▶ **EXERCISE DESCRIPTION**
Give back all the data exactly, line by line.

- - -

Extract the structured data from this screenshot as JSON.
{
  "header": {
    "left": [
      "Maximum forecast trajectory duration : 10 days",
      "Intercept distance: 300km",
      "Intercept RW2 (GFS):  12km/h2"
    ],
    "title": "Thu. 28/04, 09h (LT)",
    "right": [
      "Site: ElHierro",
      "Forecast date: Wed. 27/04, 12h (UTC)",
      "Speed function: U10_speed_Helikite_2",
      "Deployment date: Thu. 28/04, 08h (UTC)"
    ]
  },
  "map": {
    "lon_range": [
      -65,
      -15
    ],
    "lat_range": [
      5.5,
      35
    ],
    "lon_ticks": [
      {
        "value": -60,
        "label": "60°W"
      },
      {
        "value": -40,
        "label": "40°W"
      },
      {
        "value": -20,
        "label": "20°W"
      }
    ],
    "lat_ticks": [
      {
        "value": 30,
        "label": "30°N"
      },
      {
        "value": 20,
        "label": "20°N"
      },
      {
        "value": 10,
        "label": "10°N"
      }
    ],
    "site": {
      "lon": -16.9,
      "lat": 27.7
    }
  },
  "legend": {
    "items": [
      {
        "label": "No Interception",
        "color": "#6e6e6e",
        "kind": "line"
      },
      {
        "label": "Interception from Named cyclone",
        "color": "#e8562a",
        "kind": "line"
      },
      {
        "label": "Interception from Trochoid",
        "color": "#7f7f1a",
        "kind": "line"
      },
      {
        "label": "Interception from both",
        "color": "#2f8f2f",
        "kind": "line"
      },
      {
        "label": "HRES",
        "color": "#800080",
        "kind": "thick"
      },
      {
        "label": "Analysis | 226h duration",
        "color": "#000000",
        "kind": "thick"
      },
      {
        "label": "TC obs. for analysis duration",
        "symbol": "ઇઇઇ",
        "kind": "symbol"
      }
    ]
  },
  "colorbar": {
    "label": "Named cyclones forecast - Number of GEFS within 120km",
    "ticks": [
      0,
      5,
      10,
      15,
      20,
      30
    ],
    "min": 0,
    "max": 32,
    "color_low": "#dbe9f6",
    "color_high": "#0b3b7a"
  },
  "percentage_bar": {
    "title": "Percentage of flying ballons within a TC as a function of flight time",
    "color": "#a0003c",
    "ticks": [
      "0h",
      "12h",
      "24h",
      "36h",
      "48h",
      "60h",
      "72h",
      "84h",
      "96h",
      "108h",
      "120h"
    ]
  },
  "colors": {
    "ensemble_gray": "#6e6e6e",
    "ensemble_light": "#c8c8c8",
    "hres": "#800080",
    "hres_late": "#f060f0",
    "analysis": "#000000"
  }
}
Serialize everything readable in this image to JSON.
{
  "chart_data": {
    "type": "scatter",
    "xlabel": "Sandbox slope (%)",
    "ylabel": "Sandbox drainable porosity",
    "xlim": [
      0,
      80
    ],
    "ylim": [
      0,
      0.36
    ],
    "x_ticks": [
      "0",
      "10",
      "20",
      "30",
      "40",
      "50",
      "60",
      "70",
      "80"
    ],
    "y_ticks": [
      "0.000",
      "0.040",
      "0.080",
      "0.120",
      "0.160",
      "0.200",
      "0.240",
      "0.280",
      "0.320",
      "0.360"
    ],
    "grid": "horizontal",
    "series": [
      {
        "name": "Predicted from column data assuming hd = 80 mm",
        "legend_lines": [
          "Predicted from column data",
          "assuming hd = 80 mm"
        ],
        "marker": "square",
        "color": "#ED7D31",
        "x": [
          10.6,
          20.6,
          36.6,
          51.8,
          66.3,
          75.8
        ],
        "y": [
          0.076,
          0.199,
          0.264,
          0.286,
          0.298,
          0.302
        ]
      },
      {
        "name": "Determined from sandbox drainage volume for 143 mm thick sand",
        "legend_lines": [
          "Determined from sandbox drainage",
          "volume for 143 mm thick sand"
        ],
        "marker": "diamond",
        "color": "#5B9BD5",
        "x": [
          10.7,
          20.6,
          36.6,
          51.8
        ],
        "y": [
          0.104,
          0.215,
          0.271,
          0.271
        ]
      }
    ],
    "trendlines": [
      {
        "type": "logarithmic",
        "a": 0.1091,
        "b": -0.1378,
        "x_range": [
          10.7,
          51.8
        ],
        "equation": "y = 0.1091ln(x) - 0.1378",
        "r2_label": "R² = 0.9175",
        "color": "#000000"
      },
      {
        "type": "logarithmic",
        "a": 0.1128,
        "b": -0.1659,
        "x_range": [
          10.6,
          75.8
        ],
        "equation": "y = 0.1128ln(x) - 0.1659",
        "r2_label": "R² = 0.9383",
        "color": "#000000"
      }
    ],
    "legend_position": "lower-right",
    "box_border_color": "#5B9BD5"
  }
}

- - -

▶ **TASK RESULT**
Extract the structured data from this screenshot as JSON.
{
  "header": {
    "left": [
      "Maximum forecast trajectory duration : 10 days",
      "Intercept distance: 300km",
      "Intercept RW2 (GFS):  12km/h2"
    ],
    "title": "Thu. 28/04, 09h (LT)",
    "right": [
      "Site: ElHierro",
      "Forecast date: Wed. 27/04, 12h (UTC)",
      "Speed function: U10_speed_Helikite_2",
      "Deployment date: Thu. 28/04, 08h (UTC)"
    ]
  },
  "map": {
    "lon_range": [
      -65,
      -15
    ],
    "lat_range": [
      5.5,
      35
    ],
    "lon_ticks": [
      {
        "value": -60,
        "label": "60°W"
      },
      {
        "value": -40,
        "label": "40°W"
      },
      {
        "value": -20,
        "label": "20°W"
      }
    ],
    "lat_ticks": [
      {
        "value": 30,
        "label": "30°N"
      },
      {
        "value": 20,
        "label": "20°N"
      },
      {
        "value": 10,
        "label": "10°N"
      }
    ],
    "site": {
      "lon": -16.9,
      "lat": 27.7
    }
  },
  "legend": {
    "items": [
      {
        "label": "No Interception",
        "color": "#6e6e6e",
        "kind": "line"
      },
      {
        "label": "Interception from Named cyclone",
        "color": "#e8562a",
        "kind": "line"
      },
      {
        "label": "Interception from Trochoid",
        "color": "#7f7f1a",
        "kind": "line"
      },
      {
        "label": "Interception from both",
        "color": "#2f8f2f",
        "kind": "line"
      },
      {
        "label": "HRES",
        "color": "#800080",
        "kind": "thick"
      },
      {
        "label": "Analysis | 226h duration",
        "color": "#000000",
        "kind": "thick"
      },
      {
        "label": "TC obs. for analysis duration",
        "symbol": "ઇઇઇ",
        "kind": "symbol"
      }
    ]
  },
  "colorbar": {
    "label": "Named cyclones forecast - Number of GEFS within 120km",
    "ticks": [
      0,
      5,
      10,
      15,
      20,
      30
    ],
    "min": 0,
    "max": 32,
    "color_low": "#dbe9f6",
    "color_high": "#0b3b7a"
  },
  "percentage_bar": {
    "title": "Percentage of flying ballons within a TC as a function of flight time",
    "color": "#a0003c",
    "ticks": [
      "0h",
      "12h",
      "24h",
      "36h",
      "48h",
      "60h",
      "72h",
      "84h",
      "96h",
      "108h",
      "120h"
    ]
  },
  "colors": {
    "ensemble_gray": "#6e6e6e",
    "ensemble_light": "#c8c8c8",
    "hres": "#800080",
    "hres_late": "#f060f0",
    "analysis": "#000000"
  }
}
Serialize everything readable in this image to JSON.
{
  "chart_data": {
    "type": "scatter",
    "xlabel": "Sandbox slope (%)",
    "ylabel": "Sandbox drainable porosity",
    "xlim": [
      0,
      80
    ],
    "ylim": [
      0,
      0.36
    ],
    "x_ticks": [
      "0",
      "10",
      "20",
      "30",
      "40",
      "50",
      "60",
      "70",
      "80"
    ],
    "y_ticks": [
      "0.000",
      "0.040",
      "0.080",
      "0.120",
      "0.160",
      "0.200",
      "0.240",
      "0.280",
      "0.320",
      "0.360"
    ],
    "grid": "horizontal",
    "series": [
      {
        "name": "Predicted from column data assuming hd = 80 mm",
        "legend_lines": [
          "Predicted from column data",
          "assuming hd = 80 mm"
        ],
        "marker": "square",
        "color": "#ED7D31",
        "x": [
          10.6,
          20.6,
          36.6,
          51.8,
          66.3,
          75.8
        ],
        "y": [
          0.076,
          0.199,
          0.264,
          0.286,
          0.298,
          0.302
        ]
      },
      {
        "name": "Determined from sandbox drainage volume for 143 mm thick sand",
        "legend_lines": [
          "Determined from sandbox drainage",
          "volume for 143 mm thick sand"
        ],
        "marker": "diamond",
        "color": "#5B9BD5",
        "x": [
          10.7,
          20.6,
          36.6,
          51.8
        ],
        "y": [
          0.104,
          0.215,
          0.271,
          0.271
        ]
      }
    ],
    "trendlines": [
      {
        "type": "logarithmic",
        "a": 0.1091,
        "b": -0.1378,
        "x_range": [
          10.7,
          51.8
        ],
        "equation": "y = 0.1091ln(x) - 0.1378",
        "r2_label": "R² = 0.9175",
        "color": "#000000"
      },
      {
        "type": "logarithmic",
        "a": 0.1128,
        "b": -0.1659,
        "x_range": [
          10.6,
          75.8
        ],
        "equation": "y = 0.1128ln(x) - 0.1659",
        "r2_label": "R² = 0.9383",
        "color": "#000000"
      }
    ],
    "legend_position": "lower-right",
    "box_border_color": "#5B9BD5"
  }
}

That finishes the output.